## [PROBLEM STATEMENT]
Could you reproduce all of the material below, line for line and without any changes?

(Stored data entries)
/---

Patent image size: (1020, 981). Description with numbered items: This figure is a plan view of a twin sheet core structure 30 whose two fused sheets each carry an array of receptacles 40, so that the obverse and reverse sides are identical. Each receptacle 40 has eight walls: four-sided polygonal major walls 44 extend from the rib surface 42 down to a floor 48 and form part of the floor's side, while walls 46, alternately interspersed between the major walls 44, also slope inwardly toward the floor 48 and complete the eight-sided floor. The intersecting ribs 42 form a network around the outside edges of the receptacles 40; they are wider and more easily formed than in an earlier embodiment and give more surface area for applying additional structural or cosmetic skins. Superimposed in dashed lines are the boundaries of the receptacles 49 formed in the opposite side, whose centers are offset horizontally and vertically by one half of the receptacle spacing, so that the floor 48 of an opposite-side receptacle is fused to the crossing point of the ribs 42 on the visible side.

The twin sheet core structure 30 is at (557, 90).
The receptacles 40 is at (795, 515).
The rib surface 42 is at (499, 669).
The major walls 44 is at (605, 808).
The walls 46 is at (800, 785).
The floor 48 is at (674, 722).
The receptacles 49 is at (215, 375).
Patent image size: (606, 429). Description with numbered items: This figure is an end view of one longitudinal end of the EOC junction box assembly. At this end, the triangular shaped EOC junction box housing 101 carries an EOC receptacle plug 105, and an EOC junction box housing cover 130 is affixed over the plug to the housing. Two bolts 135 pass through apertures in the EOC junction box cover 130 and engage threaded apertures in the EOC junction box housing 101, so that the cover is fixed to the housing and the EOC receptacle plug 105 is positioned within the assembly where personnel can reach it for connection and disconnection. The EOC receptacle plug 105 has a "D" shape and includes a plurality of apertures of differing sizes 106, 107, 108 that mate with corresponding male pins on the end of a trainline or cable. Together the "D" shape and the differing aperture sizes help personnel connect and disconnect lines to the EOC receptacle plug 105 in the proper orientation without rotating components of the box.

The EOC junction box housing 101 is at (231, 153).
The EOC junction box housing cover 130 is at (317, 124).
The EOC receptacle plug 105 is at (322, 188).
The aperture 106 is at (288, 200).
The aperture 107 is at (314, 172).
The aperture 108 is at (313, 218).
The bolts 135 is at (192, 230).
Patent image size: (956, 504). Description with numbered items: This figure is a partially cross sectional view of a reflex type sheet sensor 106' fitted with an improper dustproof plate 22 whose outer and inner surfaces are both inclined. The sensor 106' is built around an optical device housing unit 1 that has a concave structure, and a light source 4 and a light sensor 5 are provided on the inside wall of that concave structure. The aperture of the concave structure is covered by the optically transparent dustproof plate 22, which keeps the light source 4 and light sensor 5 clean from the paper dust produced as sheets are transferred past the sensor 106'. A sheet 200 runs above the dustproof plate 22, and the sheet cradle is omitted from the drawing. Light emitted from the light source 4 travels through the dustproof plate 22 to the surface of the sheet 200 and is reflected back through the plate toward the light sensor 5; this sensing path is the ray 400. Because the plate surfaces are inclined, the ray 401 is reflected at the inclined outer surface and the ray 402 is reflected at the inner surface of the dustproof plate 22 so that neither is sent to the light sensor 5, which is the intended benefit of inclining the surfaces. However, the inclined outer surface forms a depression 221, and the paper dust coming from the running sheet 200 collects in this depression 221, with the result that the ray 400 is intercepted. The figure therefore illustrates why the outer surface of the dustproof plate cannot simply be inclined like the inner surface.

\---

## [EXERCISE RESULT]
Patent image size: (1020, 981). Description with numbered items: This figure is a plan view of a twin sheet core structure 30 whose two fused sheets each carry an array of receptacles 40, so that the obverse and reverse sides are identical. Each receptacle 40 has eight walls: four-sided polygonal major walls 44 extend from the rib surface 42 down to a floor 48 and form part of the floor's side, while walls 46, alternately interspersed between the major walls 44, also slope inwardly toward the floor 48 and complete the eight-sided floor. The intersecting ribs 42 form a network around the outside edges of the receptacles 40; they are wider and more easily formed than in an earlier embodiment and give more surface area for applying additional structural or cosmetic skins. Superimposed in dashed lines are the boundaries of the receptacles 49 formed in the opposite side, whose centers are offset horizontally and vertically by one half of the receptacle spacing, so that the floor 48 of an opposite-side receptacle is fused to the crossing point of the ribs 42 on the visible side.

The twin sheet core structure 30 is at (557, 90).
The receptacles 40 is at (795, 515).
The rib surface 42 is at (499, 669).
The major walls 44 is at (605, 808).
The walls 46 is at (800, 785).
The floor 48 is at (674, 722).
The receptacles 49 is at (215, 375).
Patent image size: (606, 429). Description with numbered items: This figure is an end view of one longitudinal end of the EOC junction box assembly. At this end, the triangular shaped EOC junction box housing 101 carries an EOC receptacle plug 105, and an EOC junction box housing cover 130 is affixed over the plug to the housing. Two bolts 135 pass through apertures in the EOC junction box cover 130 and engage threaded apertures in the EOC junction box housing 101, so that the cover is fixed to the housing and the EOC receptacle plug 105 is positioned within the assembly where personnel can reach it for connection and disconnection. The EOC receptacle plug 105 has a "D" shape and includes a plurality of apertures of differing sizes 106, 107, 108 that mate with corresponding male pins on the end of a trainline or cable. Together the "D" shape and the differing aperture sizes help personnel connect and disconnect lines to the EOC receptacle plug 105 in the proper orientation without rotating components of the box.

The EOC junction box housing 101 is at (231, 153).
The EOC junction box housing cover 130 is at (317, 124).
The EOC receptacle plug 105 is at (322, 188).
The aperture 106 is at (288, 200).
The aperture 107 is at (314, 172).
The aperture 108 is at (313, 218).
The bolts 135 is at (192, 230).
Patent image size: (956, 504). Description with numbered items: This figure is a partially cross sectional view of a reflex type sheet sensor 106' fitted with an improper dustproof plate 22 whose outer and inner surfaces are both inclined. The sensor 106' is built around an optical device housing unit 1 that has a concave structure, and a light source 4 and a light sensor 5 are provided on the inside wall of that concave structure. The aperture of the concave structure is covered by the optically transparent dustproof plate 22, which keeps the light source 4 and light sensor 5 clean from the paper dust produced as sheets are transferred past the sensor 106'. A sheet 200 runs above the dustproof plate 22, and the sheet cradle is omitted from the drawing. Light emitted from the light source 4 travels through the dustproof plate 22 to the surface of the sheet 200 and is reflected back through the plate toward the light sensor 5; this sensing path is the ray 400. Because the plate surfaces are inclined, the ray 401 is reflected at the inclined outer surface and the ray 402 is reflected at the inner surface of the dustproof plate 22 so that neither is sent to the light sensor 5, which is the intended benefit of inclining the surfaces. However, the inclined outer surface forms a depression 221, and the paper dust coming from the running sheet 200 collects in this depression 221, with the result that the ray 400 is intercepted. The figure therefore illustrates why the outer surface of the dustproof plate cannot simply be inclined like the inner surface.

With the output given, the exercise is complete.